- _WRITTEN REQUEST_
Transcribe each line exactly.

==================================================

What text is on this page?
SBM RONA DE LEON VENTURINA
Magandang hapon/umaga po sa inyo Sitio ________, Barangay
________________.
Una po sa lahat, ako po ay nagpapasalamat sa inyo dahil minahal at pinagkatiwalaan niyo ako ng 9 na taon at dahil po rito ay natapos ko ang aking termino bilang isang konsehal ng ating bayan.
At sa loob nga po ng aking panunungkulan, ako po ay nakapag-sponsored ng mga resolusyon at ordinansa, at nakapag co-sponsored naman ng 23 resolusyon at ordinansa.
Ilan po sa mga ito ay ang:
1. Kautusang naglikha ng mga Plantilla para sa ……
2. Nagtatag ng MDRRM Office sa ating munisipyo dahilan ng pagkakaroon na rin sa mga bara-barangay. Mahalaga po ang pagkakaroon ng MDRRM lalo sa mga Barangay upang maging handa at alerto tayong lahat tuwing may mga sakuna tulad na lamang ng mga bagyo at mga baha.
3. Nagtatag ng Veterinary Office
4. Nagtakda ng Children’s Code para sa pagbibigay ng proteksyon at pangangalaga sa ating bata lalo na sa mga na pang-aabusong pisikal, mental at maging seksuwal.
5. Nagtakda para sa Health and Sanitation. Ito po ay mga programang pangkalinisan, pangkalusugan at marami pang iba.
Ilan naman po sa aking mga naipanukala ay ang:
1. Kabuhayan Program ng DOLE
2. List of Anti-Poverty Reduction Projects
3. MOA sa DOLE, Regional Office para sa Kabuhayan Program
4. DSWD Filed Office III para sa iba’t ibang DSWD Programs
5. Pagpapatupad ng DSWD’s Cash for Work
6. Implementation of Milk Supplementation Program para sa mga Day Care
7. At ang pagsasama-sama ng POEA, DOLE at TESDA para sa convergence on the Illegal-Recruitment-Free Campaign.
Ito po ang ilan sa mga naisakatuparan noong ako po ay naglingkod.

==================================================

- _FULL SOLUTION_
What text is on this page?
SBM RONA DE LEON VENTURINA
Magandang hapon/umaga po sa inyo Sitio ________, Barangay
________________.
Una po sa lahat, ako po ay nagpapasalamat sa inyo dahil minahal at pinagkatiwalaan niyo ako ng 9 na taon at dahil po rito ay natapos ko ang aking termino bilang isang konsehal ng ating bayan.
At sa loob nga po ng aking panunungkulan, ako po ay nakapag-sponsored ng mga resolusyon at ordinansa, at nakapag co-sponsored naman ng 23 resolusyon at ordinansa.
Ilan po sa mga ito ay ang:
1. Kautusang naglikha ng mga Plantilla para sa ……
2. Nagtatag ng MDRRM Office sa ating munisipyo dahilan ng pagkakaroon na rin sa mga bara-barangay. Mahalaga po ang pagkakaroon ng MDRRM lalo sa mga Barangay upang maging handa at alerto tayong lahat tuwing may mga sakuna tulad na lamang ng mga bagyo at mga baha.
3. Nagtatag ng Veterinary Office
4. Nagtakda ng Children’s Code para sa pagbibigay ng proteksyon at pangangalaga sa ating bata lalo na sa mga na pang-aabusong pisikal, mental at maging seksuwal.
5. Nagtakda para sa Health and Sanitation. Ito po ay mga programang pangkalinisan, pangkalusugan at marami pang iba.
Ilan naman po sa aking mga naipanukala ay ang:
1. Kabuhayan Program ng DOLE
2. List of Anti-Poverty Reduction Projects
3. MOA sa DOLE, Regional Office para sa Kabuhayan Program
4. DSWD Filed Office III para sa iba’t ibang DSWD Programs
5. Pagpapatupad ng DSWD’s Cash for Work
6. Implementation of Milk Supplementation Program para sa mga Day Care
7. At ang pagsasama-sama ng POEA, DOLE at TESDA para sa convergence on the Illegal-Recruitment-Free Campaign.
Ito po ang ilan sa mga naisakatuparan noong ako po ay naglingkod.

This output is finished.